== Data records ==

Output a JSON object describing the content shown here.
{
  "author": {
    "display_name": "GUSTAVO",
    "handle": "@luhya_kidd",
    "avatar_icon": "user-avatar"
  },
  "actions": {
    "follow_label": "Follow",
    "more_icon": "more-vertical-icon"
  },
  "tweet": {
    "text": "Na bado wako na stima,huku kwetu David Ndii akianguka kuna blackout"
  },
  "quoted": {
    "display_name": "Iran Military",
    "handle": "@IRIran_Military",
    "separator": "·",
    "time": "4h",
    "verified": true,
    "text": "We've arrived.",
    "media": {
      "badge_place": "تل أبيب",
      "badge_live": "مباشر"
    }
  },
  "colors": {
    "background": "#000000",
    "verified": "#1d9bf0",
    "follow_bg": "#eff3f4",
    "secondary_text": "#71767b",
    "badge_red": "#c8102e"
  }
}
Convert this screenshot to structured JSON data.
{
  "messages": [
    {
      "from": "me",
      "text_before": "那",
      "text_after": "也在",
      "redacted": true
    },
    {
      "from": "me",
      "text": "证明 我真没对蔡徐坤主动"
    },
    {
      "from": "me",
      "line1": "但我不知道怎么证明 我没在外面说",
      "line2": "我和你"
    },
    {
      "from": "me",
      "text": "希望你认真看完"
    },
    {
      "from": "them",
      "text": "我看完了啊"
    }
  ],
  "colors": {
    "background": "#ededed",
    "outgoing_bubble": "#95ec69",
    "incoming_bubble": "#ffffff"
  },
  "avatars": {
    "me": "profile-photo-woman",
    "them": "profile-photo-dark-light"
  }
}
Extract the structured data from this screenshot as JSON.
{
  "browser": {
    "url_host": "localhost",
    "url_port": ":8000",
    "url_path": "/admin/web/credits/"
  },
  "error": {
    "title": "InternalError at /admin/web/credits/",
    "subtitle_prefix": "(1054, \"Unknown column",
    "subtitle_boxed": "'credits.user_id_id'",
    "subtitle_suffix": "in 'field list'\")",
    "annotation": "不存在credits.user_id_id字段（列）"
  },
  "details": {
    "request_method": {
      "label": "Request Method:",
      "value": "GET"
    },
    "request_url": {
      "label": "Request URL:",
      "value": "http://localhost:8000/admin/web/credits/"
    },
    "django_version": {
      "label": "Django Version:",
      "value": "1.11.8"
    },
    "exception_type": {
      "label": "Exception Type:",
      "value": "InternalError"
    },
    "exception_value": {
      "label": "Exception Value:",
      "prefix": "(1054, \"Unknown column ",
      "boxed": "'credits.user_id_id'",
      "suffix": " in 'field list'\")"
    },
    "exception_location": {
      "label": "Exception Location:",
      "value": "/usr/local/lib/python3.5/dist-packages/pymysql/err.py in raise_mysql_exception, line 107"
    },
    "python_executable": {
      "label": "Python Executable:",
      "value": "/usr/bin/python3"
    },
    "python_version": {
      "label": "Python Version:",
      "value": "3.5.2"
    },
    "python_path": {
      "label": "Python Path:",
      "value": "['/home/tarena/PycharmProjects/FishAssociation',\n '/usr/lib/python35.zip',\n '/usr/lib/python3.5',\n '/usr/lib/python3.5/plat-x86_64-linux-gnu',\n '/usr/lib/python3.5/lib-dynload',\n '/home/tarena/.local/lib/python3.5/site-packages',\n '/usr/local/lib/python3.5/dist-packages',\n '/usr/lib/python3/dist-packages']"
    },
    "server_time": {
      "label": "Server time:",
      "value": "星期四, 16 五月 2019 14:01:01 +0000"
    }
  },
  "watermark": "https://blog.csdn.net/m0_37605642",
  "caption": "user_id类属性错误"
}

===

**Task:** From the listing above, copy out each line where the word "profile" appears.

**Written answer:**
    "me": "profile-photo-woman",
    "them": "profile-photo-dark-light"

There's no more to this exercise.